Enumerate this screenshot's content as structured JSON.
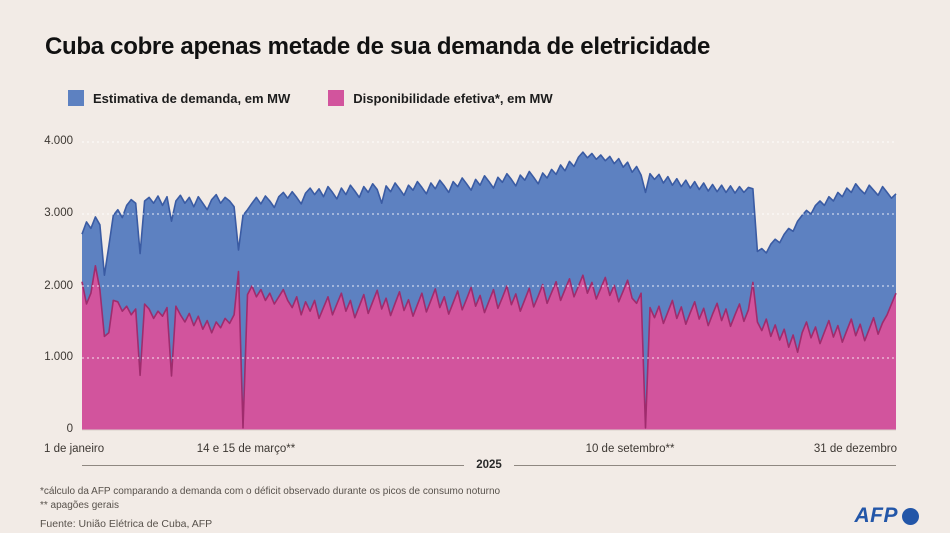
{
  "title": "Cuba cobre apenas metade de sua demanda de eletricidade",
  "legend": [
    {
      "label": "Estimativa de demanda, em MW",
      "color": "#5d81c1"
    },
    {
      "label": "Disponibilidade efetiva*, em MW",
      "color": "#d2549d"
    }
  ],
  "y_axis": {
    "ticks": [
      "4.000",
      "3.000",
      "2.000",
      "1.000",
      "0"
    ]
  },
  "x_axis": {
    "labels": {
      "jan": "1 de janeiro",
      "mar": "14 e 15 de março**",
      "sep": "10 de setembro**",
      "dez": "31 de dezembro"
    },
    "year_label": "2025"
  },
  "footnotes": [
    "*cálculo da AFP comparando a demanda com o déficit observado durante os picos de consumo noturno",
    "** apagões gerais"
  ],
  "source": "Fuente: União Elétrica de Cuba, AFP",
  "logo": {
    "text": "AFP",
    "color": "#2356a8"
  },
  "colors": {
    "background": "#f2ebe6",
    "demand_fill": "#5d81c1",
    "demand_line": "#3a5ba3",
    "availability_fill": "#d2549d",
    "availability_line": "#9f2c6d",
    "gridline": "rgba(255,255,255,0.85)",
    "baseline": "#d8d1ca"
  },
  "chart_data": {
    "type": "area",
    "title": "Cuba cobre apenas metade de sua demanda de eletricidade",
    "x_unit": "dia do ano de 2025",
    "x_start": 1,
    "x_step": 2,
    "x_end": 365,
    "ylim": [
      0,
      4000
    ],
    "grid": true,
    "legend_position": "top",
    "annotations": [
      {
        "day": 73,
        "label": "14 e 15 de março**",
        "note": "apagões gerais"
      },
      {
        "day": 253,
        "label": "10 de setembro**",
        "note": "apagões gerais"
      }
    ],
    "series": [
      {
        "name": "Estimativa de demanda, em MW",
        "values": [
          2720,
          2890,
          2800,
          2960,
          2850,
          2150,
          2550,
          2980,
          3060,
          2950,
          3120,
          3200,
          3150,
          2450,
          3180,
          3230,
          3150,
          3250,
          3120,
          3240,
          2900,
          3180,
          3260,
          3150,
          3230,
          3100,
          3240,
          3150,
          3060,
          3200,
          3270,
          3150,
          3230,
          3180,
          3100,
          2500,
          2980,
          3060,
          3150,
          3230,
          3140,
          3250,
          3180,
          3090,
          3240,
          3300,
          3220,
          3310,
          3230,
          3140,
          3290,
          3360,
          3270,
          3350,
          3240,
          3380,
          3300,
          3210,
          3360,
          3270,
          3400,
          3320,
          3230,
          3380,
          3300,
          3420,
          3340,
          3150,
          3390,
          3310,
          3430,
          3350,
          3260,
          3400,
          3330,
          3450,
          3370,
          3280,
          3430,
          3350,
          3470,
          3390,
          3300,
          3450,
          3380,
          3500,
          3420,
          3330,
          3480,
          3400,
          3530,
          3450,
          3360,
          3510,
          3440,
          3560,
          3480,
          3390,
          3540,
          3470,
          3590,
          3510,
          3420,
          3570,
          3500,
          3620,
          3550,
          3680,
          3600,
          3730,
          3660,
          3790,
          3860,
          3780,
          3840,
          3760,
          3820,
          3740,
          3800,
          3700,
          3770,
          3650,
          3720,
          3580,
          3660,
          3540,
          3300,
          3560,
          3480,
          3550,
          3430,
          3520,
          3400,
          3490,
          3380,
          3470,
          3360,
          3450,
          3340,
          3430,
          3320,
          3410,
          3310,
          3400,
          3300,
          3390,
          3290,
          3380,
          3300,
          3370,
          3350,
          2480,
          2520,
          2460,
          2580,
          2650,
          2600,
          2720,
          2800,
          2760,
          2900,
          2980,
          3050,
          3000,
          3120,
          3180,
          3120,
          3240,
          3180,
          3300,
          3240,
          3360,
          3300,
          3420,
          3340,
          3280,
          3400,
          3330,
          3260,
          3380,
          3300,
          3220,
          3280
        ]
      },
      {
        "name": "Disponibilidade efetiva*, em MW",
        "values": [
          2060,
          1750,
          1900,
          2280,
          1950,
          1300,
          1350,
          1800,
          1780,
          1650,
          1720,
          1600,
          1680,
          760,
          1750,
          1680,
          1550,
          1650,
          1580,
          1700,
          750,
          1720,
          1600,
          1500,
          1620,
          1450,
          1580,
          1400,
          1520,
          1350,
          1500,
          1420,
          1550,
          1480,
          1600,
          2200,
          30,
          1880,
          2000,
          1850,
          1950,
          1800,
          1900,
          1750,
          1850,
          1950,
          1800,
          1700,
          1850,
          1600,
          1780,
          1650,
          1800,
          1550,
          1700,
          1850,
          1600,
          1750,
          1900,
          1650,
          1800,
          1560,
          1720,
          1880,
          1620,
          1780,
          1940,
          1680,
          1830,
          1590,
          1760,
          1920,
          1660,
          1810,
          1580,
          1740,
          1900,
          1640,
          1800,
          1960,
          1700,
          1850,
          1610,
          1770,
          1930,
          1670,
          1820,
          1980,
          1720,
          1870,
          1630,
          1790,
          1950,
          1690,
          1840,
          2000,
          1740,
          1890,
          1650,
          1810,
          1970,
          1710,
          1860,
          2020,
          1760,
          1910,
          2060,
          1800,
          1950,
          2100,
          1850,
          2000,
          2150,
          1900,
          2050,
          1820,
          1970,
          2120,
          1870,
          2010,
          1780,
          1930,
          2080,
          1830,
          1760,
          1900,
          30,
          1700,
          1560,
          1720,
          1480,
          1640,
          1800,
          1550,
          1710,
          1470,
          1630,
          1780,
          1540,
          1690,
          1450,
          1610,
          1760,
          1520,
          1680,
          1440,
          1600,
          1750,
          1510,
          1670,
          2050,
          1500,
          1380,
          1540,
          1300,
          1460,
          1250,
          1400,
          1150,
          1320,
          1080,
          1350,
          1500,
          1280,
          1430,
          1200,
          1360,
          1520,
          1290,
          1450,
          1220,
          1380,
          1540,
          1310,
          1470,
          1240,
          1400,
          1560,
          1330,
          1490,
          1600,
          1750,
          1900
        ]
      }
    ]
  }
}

---

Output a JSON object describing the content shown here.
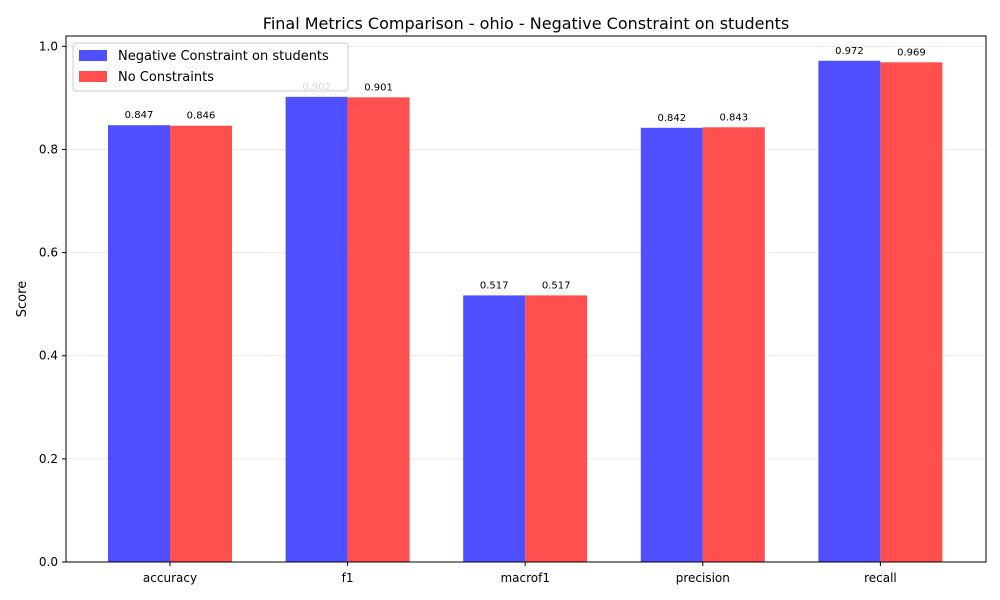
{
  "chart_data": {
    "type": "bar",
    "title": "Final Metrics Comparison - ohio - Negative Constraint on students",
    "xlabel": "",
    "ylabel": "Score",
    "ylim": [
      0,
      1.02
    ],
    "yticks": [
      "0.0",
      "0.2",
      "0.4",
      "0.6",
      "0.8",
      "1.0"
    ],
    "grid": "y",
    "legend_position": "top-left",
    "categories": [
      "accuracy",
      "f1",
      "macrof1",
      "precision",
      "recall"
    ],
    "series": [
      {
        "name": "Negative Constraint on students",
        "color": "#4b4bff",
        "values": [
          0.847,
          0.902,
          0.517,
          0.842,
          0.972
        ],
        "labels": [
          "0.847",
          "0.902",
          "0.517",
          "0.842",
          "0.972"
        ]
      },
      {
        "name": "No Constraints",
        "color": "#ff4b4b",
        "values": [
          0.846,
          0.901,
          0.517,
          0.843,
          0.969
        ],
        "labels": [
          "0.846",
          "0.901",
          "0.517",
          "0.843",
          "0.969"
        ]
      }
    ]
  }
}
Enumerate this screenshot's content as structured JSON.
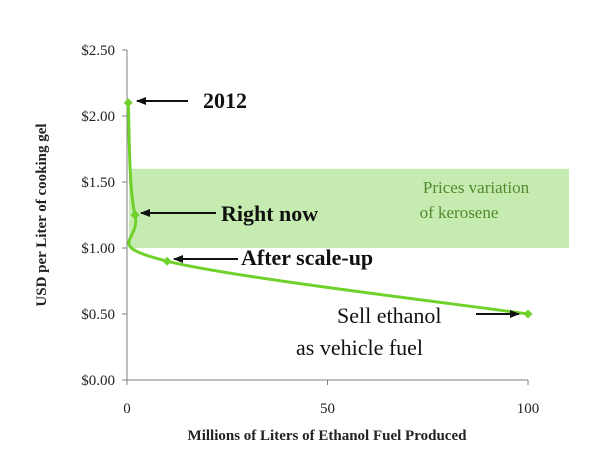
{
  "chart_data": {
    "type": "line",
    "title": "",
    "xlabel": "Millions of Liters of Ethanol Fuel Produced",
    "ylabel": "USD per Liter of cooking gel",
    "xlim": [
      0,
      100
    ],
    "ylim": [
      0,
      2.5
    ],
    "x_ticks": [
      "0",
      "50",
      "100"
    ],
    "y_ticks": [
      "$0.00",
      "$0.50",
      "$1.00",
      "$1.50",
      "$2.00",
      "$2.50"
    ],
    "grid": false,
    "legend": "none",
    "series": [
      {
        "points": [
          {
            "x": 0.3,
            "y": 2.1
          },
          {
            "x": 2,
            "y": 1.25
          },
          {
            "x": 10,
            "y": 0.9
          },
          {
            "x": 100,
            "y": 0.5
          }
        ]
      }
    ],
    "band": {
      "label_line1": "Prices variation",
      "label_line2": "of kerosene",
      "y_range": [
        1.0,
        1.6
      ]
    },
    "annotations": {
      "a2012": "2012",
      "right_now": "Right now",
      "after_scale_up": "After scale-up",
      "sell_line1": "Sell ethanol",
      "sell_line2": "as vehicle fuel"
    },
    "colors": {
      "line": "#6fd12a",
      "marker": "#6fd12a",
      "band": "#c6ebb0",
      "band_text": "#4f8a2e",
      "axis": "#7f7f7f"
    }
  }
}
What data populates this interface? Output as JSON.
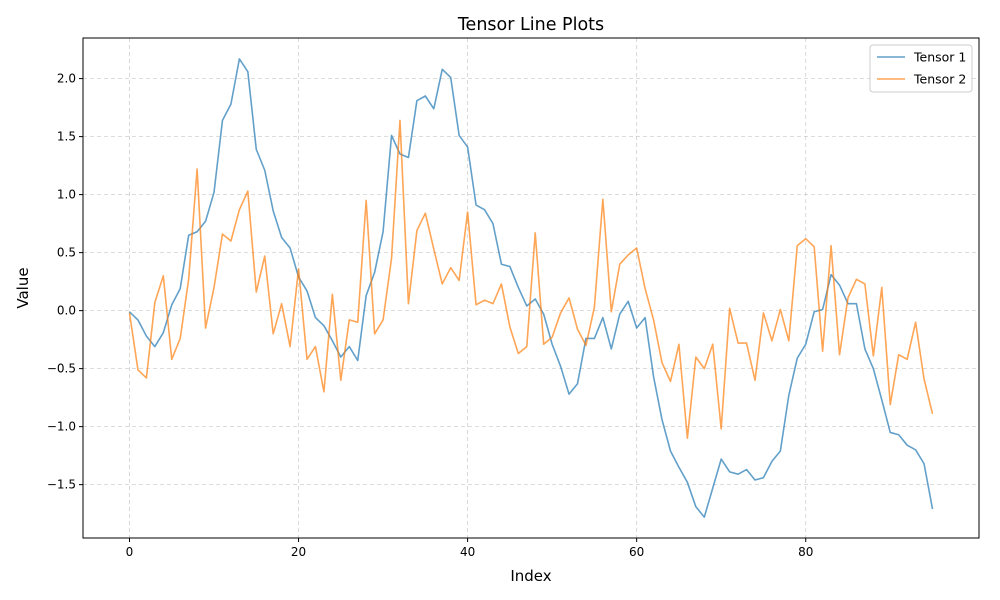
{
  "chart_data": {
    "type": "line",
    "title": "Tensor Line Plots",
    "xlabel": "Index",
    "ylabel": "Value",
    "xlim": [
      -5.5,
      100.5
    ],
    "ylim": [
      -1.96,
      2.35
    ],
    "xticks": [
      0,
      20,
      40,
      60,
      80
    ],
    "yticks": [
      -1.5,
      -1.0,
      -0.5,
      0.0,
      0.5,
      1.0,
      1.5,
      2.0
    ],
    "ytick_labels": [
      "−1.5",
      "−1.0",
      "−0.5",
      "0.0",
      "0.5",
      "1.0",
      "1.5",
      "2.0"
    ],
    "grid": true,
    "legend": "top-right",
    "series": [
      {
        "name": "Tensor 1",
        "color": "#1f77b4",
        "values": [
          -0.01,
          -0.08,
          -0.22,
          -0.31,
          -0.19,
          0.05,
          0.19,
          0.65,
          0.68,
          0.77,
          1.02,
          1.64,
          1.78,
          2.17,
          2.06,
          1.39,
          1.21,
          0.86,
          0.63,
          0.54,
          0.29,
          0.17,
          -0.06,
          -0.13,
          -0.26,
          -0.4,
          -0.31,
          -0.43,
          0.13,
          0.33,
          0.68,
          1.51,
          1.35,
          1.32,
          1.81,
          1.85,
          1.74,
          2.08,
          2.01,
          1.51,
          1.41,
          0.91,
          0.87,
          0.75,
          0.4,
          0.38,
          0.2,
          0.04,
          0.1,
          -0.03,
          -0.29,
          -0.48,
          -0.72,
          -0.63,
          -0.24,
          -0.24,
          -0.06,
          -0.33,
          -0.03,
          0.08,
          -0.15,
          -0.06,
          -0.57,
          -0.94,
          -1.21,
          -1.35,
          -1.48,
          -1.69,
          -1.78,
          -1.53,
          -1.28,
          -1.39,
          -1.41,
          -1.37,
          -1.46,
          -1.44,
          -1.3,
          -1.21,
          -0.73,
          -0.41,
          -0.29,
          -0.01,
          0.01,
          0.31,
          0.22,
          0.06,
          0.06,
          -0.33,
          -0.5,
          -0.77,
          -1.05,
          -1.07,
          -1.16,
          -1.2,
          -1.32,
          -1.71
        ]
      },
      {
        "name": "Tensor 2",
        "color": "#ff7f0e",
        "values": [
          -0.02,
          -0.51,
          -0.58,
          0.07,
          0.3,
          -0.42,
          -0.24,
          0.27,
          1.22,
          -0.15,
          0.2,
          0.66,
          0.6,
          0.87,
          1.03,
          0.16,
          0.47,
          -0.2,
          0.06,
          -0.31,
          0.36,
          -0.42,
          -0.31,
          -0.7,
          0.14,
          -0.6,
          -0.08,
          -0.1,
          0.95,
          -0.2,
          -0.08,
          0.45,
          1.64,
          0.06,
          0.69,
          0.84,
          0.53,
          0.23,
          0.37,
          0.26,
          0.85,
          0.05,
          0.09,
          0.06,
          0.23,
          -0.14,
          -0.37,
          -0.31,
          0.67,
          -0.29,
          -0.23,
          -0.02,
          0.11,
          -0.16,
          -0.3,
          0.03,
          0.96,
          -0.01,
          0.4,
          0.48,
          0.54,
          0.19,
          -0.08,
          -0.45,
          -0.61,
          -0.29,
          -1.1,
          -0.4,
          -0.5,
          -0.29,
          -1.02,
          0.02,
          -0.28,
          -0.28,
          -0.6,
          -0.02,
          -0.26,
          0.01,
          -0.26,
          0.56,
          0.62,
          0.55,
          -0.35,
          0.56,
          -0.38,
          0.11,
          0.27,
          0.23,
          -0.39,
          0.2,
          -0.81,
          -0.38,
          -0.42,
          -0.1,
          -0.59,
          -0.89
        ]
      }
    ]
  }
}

Goal of the exercise: List every line above that contains the word "Cuba".

Answer below:
  "title": "Cuba cobre apenas metade de sua demanda de eletricidade",
  "source": "Fuente: União Elétrica de Cuba, AFP",
    "title": "Cuba cobre apenas metade de sua demanda de eletricidade",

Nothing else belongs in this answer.